- _What to do_: Reproduce the data exactly and drop any pictures it holds.

- _Data section_:
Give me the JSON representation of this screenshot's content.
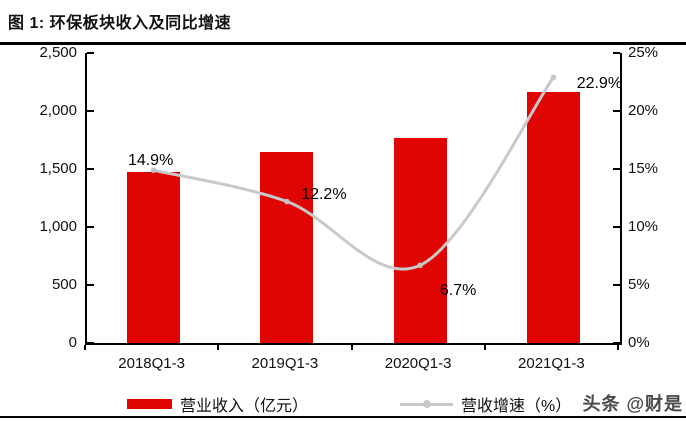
{
  "header": {
    "title": "图 1: 环保板块收入及同比增速"
  },
  "watermark": "头条 @财是",
  "colors": {
    "bar": "#e00403",
    "line": "#c9c9c9",
    "axis": "#000000"
  },
  "legend": {
    "items": [
      {
        "label": "营业收入（亿元）",
        "swatch": "bar",
        "color": "#e00403"
      },
      {
        "label": "营收增速（%）",
        "swatch": "line",
        "color": "#c9c9c9"
      }
    ]
  },
  "chart_data": {
    "type": "bar",
    "title": "环保板块收入及同比增速",
    "categories": [
      "2018Q1-3",
      "2019Q1-3",
      "2020Q1-3",
      "2021Q1-3"
    ],
    "series": [
      {
        "name": "营业收入（亿元）",
        "type": "bar",
        "axis": "left",
        "color": "#e00403",
        "values": [
          1470,
          1645,
          1770,
          2165
        ]
      },
      {
        "name": "营收增速（%）",
        "type": "line",
        "axis": "right",
        "color": "#c9c9c9",
        "values": [
          14.9,
          12.2,
          6.7,
          22.9
        ],
        "labels": [
          "14.9%",
          "12.2%",
          "6.7%",
          "22.9%"
        ]
      }
    ],
    "left_axis": {
      "min": 0,
      "max": 2500,
      "ticks": [
        "2,500",
        "2,000",
        "1,500",
        "1,000",
        "500",
        "0"
      ]
    },
    "right_axis": {
      "min": 0,
      "max": 25,
      "ticks": [
        "25%",
        "20%",
        "15%",
        "10%",
        "5%",
        "0%"
      ]
    },
    "grid": false,
    "legend_position": "bottom"
  }
}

- _Task output_:
Give me the JSON representation of this screenshot's content.
{
  "header": {
    "title": "图 1: 环保板块收入及同比增速"
  },
  "watermark": "头条 @财是",
  "colors": {
    "bar": "#e00403",
    "line": "#c9c9c9",
    "axis": "#000000"
  },
  "legend": {
    "items": [
      {
        "label": "营业收入（亿元）",
        "swatch": "bar",
        "color": "#e00403"
      },
      {
        "label": "营收增速（%）",
        "swatch": "line",
        "color": "#c9c9c9"
      }
    ]
  },
  "chart_data": {
    "type": "bar",
    "title": "环保板块收入及同比增速",
    "categories": [
      "2018Q1-3",
      "2019Q1-3",
      "2020Q1-3",
      "2021Q1-3"
    ],
    "series": [
      {
        "name": "营业收入（亿元）",
        "type": "bar",
        "axis": "left",
        "color": "#e00403",
        "values": [
          1470,
          1645,
          1770,
          2165
        ]
      },
      {
        "name": "营收增速（%）",
        "type": "line",
        "axis": "right",
        "color": "#c9c9c9",
        "values": [
          14.9,
          12.2,
          6.7,
          22.9
        ],
        "labels": [
          "14.9%",
          "12.2%",
          "6.7%",
          "22.9%"
        ]
      }
    ],
    "left_axis": {
      "min": 0,
      "max": 2500,
      "ticks": [
        "2,500",
        "2,000",
        "1,500",
        "1,000",
        "500",
        "0"
      ]
    },
    "right_axis": {
      "min": 0,
      "max": 25,
      "ticks": [
        "25%",
        "20%",
        "15%",
        "10%",
        "5%",
        "0%"
      ]
    },
    "grid": false,
    "legend_position": "bottom"
  }
}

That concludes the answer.